Below is a block of records; return all of them exactly, but without the images.

[MATERIAL SHOWN]:
____

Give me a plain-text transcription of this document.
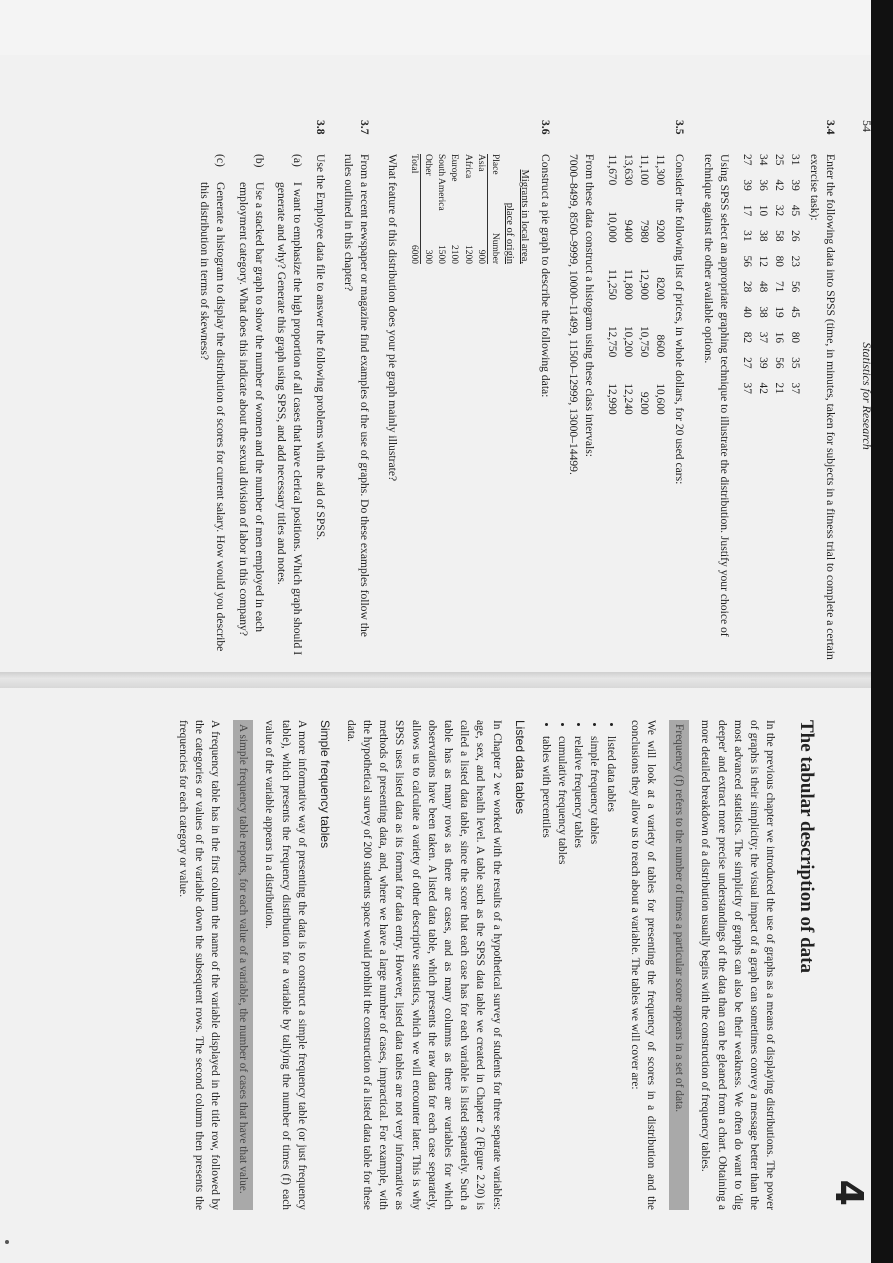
54
Statistics for Research
3.4
Enter the following data into SPSS (time, in minutes, taken for subjects in a fitness trial to complete a certain exercise task):
31	39	45	26	23	56	45	80	35	37
25	42	32	58	80	71	19	16	56	21
34	36	10	38	12	48	38	37	39	42
27	39	17	31	56	28	40	82	27	37
Using SPSS select an appropriate graphing technique to illustrate the distribution. Justify your choice of technique against the other available options.
3.5
Consider the following list of prices, in whole dollars, for 20 used cars:
11,300	9200	8200	8600	10,600
11,100	7980	12,900	10,750	9200
13,630	9400	11,800	10,200	12,240
11,670	10,000	11,250	12,750	12,990
From these data construct a histogram using these class intervals:
7000–8499, 8500–9999, 10000–11499, 11500–12999, 13000–14499.
3.6
Construct a pie graph to describe the following data:
Migrants in local area, place of origin	
Place	Number
Asia	900
Africa	1200
Europe	2100
South America	1500
Other	300
Total	6000
What feature of this distribution does your pie graph mainly illustrate?
3.7
From a recent newspaper or magazine find examples of the use of graphs. Do these examples follow the rules outlined in this chapter?
3.8
Use the Employee data file to answer the following problems with the aid of SPSS.
(a)
I want to emphasize the high proportion of all cases that have clerical positions. Which graph should I generate and why? Generate this graph using SPSS, and add necessary titles and notes.
(b)
Use a stacked bar graph to show the number of women and the number of men employed in each employment category. What does this indicate about the sexual division of labor in this company?
(c)
Generate a histogram to display the distribution of scores for current salary. How would you describe this distribution in terms of skewness?
4
The tabular description of data

In the previous chapter we introduced the use of graphs as a means of displaying distributions. The power of graphs is their simplicity; the visual impact of a graph can sometimes convey a message better than the most advanced statistics. The simplicity of graphs can also be their weakness. We often do want to 'dig deeper' and extract more precise understandings of the data than can be gleaned from a chart. Obtaining a more detailed breakdown of a distribution usually begins with the construction of frequency tables.

Frequency (f) refers to the number of times a particular score appears in a set of data.

We will look at a variety of tables for presenting the frequency of scores in a distribution and the conclusions they allow us to reach about a variable. The tables we will cover are:

• listed data tables
• simple frequency tables
• relative frequency tables
• cumulative frequency tables
• tables with percentiles
Listed data tables

In Chapter 2 we worked with the results of a hypothetical survey of students for three separate variables: age, sex, and health level. A table such as the SPSS data table we created in Chapter 2 (Figure 2.20) is called a listed data table, since the score that each case has for each variable is listed separately. Such a table has as many rows as there are cases, and as many columns as there are variables for which observations have been taken. A listed data table, which presents the raw data for each case separately, allows us to calculate a variety of other descriptive statistics, which we will encounter later. This is why SPSS uses listed data as its format for data entry. However, listed data tables are not very informative as methods of presenting data, and, where we have a large number of cases, impractical. For example, with the hypothetical survey of 200 students space would prohibit the construction of a listed data table for these data.

Simple frequency tables

A more informative way of presenting the data is to construct a simple frequency table (or just frequency table), which presents the frequency distribution for a variable by tallying the number of times (f) each value of the variable appears in a distribution.

A simple frequency table reports, for each value of a variable, the number of cases that have that value.

A frequency table has in the first column the name of the variable displayed in the title row, followed by the categories or values of the variable down the subsequent rows. The second column then presents the frequencies for each category or value.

____

[SOLUTION TO THIS PROBLEM]:
Give me a plain-text transcription of this document.
54
Statistics for Research
3.4
Enter the following data into SPSS (time, in minutes, taken for subjects in a fitness trial to complete a certain exercise task):
31	39	45	26	23	56	45	80	35	37
25	42	32	58	80	71	19	16	56	21
34	36	10	38	12	48	38	37	39	42
27	39	17	31	56	28	40	82	27	37
Using SPSS select an appropriate graphing technique to illustrate the distribution. Justify your choice of technique against the other available options.
3.5
Consider the following list of prices, in whole dollars, for 20 used cars:
11,300	9200	8200	8600	10,600
11,100	7980	12,900	10,750	9200
13,630	9400	11,800	10,200	12,240
11,670	10,000	11,250	12,750	12,990
From these data construct a histogram using these class intervals:
7000–8499, 8500–9999, 10000–11499, 11500–12999, 13000–14499.
3.6
Construct a pie graph to describe the following data:
Migrants in local area, place of origin	
Place	Number
Asia	900
Africa	1200
Europe	2100
South America	1500
Other	300
Total	6000
What feature of this distribution does your pie graph mainly illustrate?
3.7
From a recent newspaper or magazine find examples of the use of graphs. Do these examples follow the rules outlined in this chapter?
3.8
Use the Employee data file to answer the following problems with the aid of SPSS.
(a)
I want to emphasize the high proportion of all cases that have clerical positions. Which graph should I generate and why? Generate this graph using SPSS, and add necessary titles and notes.
(b)
Use a stacked bar graph to show the number of women and the number of men employed in each employment category. What does this indicate about the sexual division of labor in this company?
(c)
Generate a histogram to display the distribution of scores for current salary. How would you describe this distribution in terms of skewness?
4
The tabular description of data

In the previous chapter we introduced the use of graphs as a means of displaying distributions. The power of graphs is their simplicity; the visual impact of a graph can sometimes convey a message better than the most advanced statistics. The simplicity of graphs can also be their weakness. We often do want to 'dig deeper' and extract more precise understandings of the data than can be gleaned from a chart. Obtaining a more detailed breakdown of a distribution usually begins with the construction of frequency tables.

Frequency (f) refers to the number of times a particular score appears in a set of data.

We will look at a variety of tables for presenting the frequency of scores in a distribution and the conclusions they allow us to reach about a variable. The tables we will cover are:

• listed data tables
• simple frequency tables
• relative frequency tables
• cumulative frequency tables
• tables with percentiles
Listed data tables

In Chapter 2 we worked with the results of a hypothetical survey of students for three separate variables: age, sex, and health level. A table such as the SPSS data table we created in Chapter 2 (Figure 2.20) is called a listed data table, since the score that each case has for each variable is listed separately. Such a table has as many rows as there are cases, and as many columns as there are variables for which observations have been taken. A listed data table, which presents the raw data for each case separately, allows us to calculate a variety of other descriptive statistics, which we will encounter later. This is why SPSS uses listed data as its format for data entry. However, listed data tables are not very informative as methods of presenting data, and, where we have a large number of cases, impractical. For example, with the hypothetical survey of 200 students space would prohibit the construction of a listed data table for these data.

Simple frequency tables

A more informative way of presenting the data is to construct a simple frequency table (or just frequency table), which presents the frequency distribution for a variable by tallying the number of times (f) each value of the variable appears in a distribution.

A simple frequency table reports, for each value of a variable, the number of cases that have that value.

A frequency table has in the first column the name of the variable displayed in the title row, followed by the categories or values of the variable down the subsequent rows. The second column then presents the frequencies for each category or value.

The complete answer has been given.